━━ Data for this exercise ━━
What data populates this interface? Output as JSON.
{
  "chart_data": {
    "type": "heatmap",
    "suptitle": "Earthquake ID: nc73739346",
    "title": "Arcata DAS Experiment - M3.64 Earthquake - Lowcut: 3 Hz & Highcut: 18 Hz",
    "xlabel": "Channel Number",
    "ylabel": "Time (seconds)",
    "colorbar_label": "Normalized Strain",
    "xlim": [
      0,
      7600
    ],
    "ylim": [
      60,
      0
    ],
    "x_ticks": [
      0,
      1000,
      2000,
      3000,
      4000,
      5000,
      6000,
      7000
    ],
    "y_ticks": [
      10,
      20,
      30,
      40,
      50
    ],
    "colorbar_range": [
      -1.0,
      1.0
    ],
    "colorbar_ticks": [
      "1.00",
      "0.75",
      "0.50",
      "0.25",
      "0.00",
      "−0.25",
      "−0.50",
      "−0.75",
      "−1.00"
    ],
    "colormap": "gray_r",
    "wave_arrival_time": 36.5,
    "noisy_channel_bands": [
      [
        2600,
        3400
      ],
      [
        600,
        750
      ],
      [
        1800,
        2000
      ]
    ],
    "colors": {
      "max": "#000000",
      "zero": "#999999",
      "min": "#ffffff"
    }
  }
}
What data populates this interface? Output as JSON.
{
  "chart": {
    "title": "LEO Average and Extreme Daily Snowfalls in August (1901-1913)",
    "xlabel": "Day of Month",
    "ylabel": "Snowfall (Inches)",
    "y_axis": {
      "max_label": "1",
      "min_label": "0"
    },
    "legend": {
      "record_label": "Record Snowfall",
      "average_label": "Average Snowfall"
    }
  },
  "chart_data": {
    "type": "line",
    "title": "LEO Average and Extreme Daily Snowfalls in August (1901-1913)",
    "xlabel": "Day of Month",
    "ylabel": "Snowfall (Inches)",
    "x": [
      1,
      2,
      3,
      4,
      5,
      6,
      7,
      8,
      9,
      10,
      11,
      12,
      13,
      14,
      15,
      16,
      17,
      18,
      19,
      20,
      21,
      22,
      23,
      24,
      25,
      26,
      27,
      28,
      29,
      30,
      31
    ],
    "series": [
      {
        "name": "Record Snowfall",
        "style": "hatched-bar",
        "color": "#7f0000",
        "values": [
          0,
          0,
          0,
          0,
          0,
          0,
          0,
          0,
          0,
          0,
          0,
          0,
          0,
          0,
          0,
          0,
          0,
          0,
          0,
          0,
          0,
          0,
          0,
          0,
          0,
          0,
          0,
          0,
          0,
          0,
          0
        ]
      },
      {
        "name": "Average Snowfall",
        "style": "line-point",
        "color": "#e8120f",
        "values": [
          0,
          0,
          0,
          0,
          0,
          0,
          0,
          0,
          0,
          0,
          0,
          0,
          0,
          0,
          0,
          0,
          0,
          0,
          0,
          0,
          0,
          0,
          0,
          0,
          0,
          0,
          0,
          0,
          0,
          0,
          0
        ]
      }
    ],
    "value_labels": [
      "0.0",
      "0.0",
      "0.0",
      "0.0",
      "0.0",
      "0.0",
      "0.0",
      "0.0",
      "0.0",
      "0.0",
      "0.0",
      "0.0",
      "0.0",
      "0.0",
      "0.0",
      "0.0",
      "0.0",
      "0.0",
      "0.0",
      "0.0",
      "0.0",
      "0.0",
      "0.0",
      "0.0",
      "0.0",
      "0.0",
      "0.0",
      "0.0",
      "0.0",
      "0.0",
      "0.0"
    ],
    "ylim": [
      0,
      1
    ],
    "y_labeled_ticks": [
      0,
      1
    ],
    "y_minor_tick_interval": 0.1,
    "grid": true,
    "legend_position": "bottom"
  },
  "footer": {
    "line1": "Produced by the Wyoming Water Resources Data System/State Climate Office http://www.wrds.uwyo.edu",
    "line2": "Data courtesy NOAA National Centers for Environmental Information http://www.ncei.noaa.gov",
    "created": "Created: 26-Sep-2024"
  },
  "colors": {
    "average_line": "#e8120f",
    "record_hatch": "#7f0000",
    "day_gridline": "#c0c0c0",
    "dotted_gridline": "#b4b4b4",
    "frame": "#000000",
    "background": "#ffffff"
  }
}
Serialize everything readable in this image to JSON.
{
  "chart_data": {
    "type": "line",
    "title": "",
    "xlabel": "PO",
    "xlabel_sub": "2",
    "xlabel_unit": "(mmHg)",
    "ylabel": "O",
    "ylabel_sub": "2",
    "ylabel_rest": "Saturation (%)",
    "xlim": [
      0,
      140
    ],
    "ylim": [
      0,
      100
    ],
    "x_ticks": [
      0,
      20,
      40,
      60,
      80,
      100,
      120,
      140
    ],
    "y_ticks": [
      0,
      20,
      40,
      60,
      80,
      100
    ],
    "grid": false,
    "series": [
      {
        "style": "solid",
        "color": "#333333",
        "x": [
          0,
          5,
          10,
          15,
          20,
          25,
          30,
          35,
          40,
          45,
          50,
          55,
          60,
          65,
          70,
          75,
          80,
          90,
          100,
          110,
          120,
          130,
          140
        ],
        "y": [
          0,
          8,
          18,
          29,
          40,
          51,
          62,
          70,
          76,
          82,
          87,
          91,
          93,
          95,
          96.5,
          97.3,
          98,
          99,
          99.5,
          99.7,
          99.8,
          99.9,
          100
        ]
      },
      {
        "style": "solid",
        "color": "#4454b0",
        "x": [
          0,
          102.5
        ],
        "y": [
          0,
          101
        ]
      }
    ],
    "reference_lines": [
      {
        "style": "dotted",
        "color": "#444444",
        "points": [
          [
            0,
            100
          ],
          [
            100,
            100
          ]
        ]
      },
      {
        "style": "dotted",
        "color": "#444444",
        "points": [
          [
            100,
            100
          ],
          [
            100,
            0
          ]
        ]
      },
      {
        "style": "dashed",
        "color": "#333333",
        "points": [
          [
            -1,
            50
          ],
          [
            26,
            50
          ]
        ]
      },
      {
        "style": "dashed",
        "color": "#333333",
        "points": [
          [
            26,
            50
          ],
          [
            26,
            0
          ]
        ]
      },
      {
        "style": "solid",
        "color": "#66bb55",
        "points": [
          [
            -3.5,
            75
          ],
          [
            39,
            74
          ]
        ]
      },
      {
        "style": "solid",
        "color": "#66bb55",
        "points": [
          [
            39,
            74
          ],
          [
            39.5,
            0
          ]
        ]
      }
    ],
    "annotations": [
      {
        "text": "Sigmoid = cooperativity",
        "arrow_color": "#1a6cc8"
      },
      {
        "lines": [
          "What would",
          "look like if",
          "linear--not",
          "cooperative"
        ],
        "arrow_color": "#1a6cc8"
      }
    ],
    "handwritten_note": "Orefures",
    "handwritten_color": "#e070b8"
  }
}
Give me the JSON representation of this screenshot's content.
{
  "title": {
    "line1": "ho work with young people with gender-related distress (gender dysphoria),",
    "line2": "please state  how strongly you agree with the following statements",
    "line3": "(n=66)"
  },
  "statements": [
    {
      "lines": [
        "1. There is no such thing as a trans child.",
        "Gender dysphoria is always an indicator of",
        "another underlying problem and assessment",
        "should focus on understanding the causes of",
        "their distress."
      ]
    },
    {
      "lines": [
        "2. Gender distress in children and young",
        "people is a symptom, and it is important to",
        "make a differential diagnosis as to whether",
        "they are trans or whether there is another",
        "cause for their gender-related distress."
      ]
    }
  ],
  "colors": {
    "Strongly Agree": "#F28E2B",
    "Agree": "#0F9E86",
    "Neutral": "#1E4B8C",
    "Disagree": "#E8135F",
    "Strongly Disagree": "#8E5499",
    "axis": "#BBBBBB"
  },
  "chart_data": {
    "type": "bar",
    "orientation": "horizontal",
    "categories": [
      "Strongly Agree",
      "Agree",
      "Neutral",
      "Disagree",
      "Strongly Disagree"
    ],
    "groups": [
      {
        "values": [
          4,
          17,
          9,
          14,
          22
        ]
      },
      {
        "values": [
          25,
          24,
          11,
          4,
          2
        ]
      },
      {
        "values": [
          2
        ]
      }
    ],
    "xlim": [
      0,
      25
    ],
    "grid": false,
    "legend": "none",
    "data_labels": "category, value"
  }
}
━━━
What is needed. Identify the lines above that contain the word "young", then copy them.

Output below.
    "line1": "ho work with young people with gender-related distress (gender dysphoria),",
        "2. Gender distress in children and young",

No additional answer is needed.